-- RECORDS PROVIDED --
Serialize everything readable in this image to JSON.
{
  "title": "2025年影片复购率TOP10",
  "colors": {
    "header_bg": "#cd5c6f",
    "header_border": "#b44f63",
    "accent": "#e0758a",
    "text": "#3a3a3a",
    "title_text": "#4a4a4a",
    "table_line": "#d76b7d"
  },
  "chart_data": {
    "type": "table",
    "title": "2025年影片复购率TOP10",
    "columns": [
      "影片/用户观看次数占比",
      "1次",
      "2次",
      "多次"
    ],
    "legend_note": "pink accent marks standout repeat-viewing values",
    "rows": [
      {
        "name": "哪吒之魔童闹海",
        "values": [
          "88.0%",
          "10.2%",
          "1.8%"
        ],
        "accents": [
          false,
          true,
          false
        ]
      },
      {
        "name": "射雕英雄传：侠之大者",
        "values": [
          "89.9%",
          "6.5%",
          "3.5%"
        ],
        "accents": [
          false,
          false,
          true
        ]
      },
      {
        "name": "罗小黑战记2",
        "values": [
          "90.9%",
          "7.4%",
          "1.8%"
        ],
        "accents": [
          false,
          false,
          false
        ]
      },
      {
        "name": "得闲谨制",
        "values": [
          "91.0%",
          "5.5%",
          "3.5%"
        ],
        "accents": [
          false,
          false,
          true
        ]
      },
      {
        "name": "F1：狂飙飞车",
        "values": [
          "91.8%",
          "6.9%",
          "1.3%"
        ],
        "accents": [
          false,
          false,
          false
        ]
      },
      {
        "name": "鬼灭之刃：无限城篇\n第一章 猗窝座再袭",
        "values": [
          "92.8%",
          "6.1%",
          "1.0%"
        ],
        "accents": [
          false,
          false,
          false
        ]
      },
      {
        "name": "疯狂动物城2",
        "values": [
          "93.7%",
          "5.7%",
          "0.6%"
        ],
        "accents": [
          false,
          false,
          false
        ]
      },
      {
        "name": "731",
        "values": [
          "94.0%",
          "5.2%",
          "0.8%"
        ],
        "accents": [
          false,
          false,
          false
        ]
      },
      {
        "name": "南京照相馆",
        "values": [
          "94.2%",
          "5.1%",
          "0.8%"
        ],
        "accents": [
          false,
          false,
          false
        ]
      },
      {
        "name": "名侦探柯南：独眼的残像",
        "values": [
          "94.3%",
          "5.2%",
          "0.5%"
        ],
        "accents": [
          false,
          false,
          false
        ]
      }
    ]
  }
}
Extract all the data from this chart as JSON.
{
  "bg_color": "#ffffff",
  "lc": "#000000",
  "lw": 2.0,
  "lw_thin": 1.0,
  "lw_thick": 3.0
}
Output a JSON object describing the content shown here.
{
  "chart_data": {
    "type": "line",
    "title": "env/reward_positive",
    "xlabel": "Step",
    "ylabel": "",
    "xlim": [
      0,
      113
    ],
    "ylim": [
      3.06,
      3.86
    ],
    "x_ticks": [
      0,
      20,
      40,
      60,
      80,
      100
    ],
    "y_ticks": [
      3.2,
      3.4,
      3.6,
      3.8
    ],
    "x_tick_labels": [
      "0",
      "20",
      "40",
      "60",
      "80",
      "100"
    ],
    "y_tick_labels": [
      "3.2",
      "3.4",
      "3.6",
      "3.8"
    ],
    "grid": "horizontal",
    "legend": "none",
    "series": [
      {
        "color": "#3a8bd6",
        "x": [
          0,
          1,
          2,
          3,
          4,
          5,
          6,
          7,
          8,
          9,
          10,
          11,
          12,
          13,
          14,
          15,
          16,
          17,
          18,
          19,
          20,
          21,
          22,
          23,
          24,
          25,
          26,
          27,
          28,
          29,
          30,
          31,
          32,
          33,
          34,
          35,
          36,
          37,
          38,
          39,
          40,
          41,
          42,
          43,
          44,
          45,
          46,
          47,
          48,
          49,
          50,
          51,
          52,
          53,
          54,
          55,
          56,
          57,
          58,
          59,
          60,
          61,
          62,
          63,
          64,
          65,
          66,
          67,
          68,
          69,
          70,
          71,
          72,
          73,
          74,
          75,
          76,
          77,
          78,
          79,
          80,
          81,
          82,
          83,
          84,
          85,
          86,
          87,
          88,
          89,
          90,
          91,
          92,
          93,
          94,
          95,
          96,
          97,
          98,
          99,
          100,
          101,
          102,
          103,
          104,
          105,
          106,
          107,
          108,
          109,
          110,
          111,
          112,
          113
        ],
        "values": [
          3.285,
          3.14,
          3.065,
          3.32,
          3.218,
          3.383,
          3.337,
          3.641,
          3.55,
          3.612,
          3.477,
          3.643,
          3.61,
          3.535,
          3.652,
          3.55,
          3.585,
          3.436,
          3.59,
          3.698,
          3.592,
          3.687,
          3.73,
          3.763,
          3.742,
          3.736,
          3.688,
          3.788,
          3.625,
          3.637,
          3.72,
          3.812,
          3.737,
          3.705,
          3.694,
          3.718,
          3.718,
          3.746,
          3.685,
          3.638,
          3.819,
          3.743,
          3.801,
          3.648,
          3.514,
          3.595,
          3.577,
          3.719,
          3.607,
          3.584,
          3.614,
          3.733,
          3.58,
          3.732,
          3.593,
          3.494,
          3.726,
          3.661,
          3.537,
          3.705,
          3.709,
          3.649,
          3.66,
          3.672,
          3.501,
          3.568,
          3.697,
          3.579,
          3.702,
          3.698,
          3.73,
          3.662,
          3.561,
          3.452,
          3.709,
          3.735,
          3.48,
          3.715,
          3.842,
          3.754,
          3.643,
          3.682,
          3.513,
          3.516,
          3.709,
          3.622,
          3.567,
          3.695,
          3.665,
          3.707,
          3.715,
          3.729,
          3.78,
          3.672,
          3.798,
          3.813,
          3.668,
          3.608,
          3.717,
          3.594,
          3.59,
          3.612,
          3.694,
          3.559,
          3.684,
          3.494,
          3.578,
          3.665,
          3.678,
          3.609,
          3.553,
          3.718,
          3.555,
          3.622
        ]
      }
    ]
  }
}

-- PROMPT --
Retype all of the data shown above, word for word.

-- IN RESPONSE --
Serialize everything readable in this image to JSON.
{
  "title": "2025年影片复购率TOP10",
  "colors": {
    "header_bg": "#cd5c6f",
    "header_border": "#b44f63",
    "accent": "#e0758a",
    "text": "#3a3a3a",
    "title_text": "#4a4a4a",
    "table_line": "#d76b7d"
  },
  "chart_data": {
    "type": "table",
    "title": "2025年影片复购率TOP10",
    "columns": [
      "影片/用户观看次数占比",
      "1次",
      "2次",
      "多次"
    ],
    "legend_note": "pink accent marks standout repeat-viewing values",
    "rows": [
      {
        "name": "哪吒之魔童闹海",
        "values": [
          "88.0%",
          "10.2%",
          "1.8%"
        ],
        "accents": [
          false,
          true,
          false
        ]
      },
      {
        "name": "射雕英雄传：侠之大者",
        "values": [
          "89.9%",
          "6.5%",
          "3.5%"
        ],
        "accents": [
          false,
          false,
          true
        ]
      },
      {
        "name": "罗小黑战记2",
        "values": [
          "90.9%",
          "7.4%",
          "1.8%"
        ],
        "accents": [
          false,
          false,
          false
        ]
      },
      {
        "name": "得闲谨制",
        "values": [
          "91.0%",
          "5.5%",
          "3.5%"
        ],
        "accents": [
          false,
          false,
          true
        ]
      },
      {
        "name": "F1：狂飙飞车",
        "values": [
          "91.8%",
          "6.9%",
          "1.3%"
        ],
        "accents": [
          false,
          false,
          false
        ]
      },
      {
        "name": "鬼灭之刃：无限城篇\n第一章 猗窝座再袭",
        "values": [
          "92.8%",
          "6.1%",
          "1.0%"
        ],
        "accents": [
          false,
          false,
          false
        ]
      },
      {
        "name": "疯狂动物城2",
        "values": [
          "93.7%",
          "5.7%",
          "0.6%"
        ],
        "accents": [
          false,
          false,
          false
        ]
      },
      {
        "name": "731",
        "values": [
          "94.0%",
          "5.2%",
          "0.8%"
        ],
        "accents": [
          false,
          false,
          false
        ]
      },
      {
        "name": "南京照相馆",
        "values": [
          "94.2%",
          "5.1%",
          "0.8%"
        ],
        "accents": [
          false,
          false,
          false
        ]
      },
      {
        "name": "名侦探柯南：独眼的残像",
        "values": [
          "94.3%",
          "5.2%",
          "0.5%"
        ],
        "accents": [
          false,
          false,
          false
        ]
      }
    ]
  }
}
Extract all the data from this chart as JSON.
{
  "bg_color": "#ffffff",
  "lc": "#000000",
  "lw": 2.0,
  "lw_thin": 1.0,
  "lw_thick": 3.0
}
Output a JSON object describing the content shown here.
{
  "chart_data": {
    "type": "line",
    "title": "env/reward_positive",
    "xlabel": "Step",
    "ylabel": "",
    "xlim": [
      0,
      113
    ],
    "ylim": [
      3.06,
      3.86
    ],
    "x_ticks": [
      0,
      20,
      40,
      60,
      80,
      100
    ],
    "y_ticks": [
      3.2,
      3.4,
      3.6,
      3.8
    ],
    "x_tick_labels": [
      "0",
      "20",
      "40",
      "60",
      "80",
      "100"
    ],
    "y_tick_labels": [
      "3.2",
      "3.4",
      "3.6",
      "3.8"
    ],
    "grid": "horizontal",
    "legend": "none",
    "series": [
      {
        "color": "#3a8bd6",
        "x": [
          0,
          1,
          2,
          3,
          4,
          5,
          6,
          7,
          8,
          9,
          10,
          11,
          12,
          13,
          14,
          15,
          16,
          17,
          18,
          19,
          20,
          21,
          22,
          23,
          24,
          25,
          26,
          27,
          28,
          29,
          30,
          31,
          32,
          33,
          34,
          35,
          36,
          37,
          38,
          39,
          40,
          41,
          42,
          43,
          44,
          45,
          46,
          47,
          48,
          49,
          50,
          51,
          52,
          53,
          54,
          55,
          56,
          57,
          58,
          59,
          60,
          61,
          62,
          63,
          64,
          65,
          66,
          67,
          68,
          69,
          70,
          71,
          72,
          73,
          74,
          75,
          76,
          77,
          78,
          79,
          80,
          81,
          82,
          83,
          84,
          85,
          86,
          87,
          88,
          89,
          90,
          91,
          92,
          93,
          94,
          95,
          96,
          97,
          98,
          99,
          100,
          101,
          102,
          103,
          104,
          105,
          106,
          107,
          108,
          109,
          110,
          111,
          112,
          113
        ],
        "values": [
          3.285,
          3.14,
          3.065,
          3.32,
          3.218,
          3.383,
          3.337,
          3.641,
          3.55,
          3.612,
          3.477,
          3.643,
          3.61,
          3.535,
          3.652,
          3.55,
          3.585,
          3.436,
          3.59,
          3.698,
          3.592,
          3.687,
          3.73,
          3.763,
          3.742,
          3.736,
          3.688,
          3.788,
          3.625,
          3.637,
          3.72,
          3.812,
          3.737,
          3.705,
          3.694,
          3.718,
          3.718,
          3.746,
          3.685,
          3.638,
          3.819,
          3.743,
          3.801,
          3.648,
          3.514,
          3.595,
          3.577,
          3.719,
          3.607,
          3.584,
          3.614,
          3.733,
          3.58,
          3.732,
          3.593,
          3.494,
          3.726,
          3.661,
          3.537,
          3.705,
          3.709,
          3.649,
          3.66,
          3.672,
          3.501,
          3.568,
          3.697,
          3.579,
          3.702,
          3.698,
          3.73,
          3.662,
          3.561,
          3.452,
          3.709,
          3.735,
          3.48,
          3.715,
          3.842,
          3.754,
          3.643,
          3.682,
          3.513,
          3.516,
          3.709,
          3.622,
          3.567,
          3.695,
          3.665,
          3.707,
          3.715,
          3.729,
          3.78,
          3.672,
          3.798,
          3.813,
          3.668,
          3.608,
          3.717,
          3.594,
          3.59,
          3.612,
          3.694,
          3.559,
          3.684,
          3.494,
          3.578,
          3.665,
          3.678,
          3.609,
          3.553,
          3.718,
          3.555,
          3.622
        ]
      }
    ]
  }
}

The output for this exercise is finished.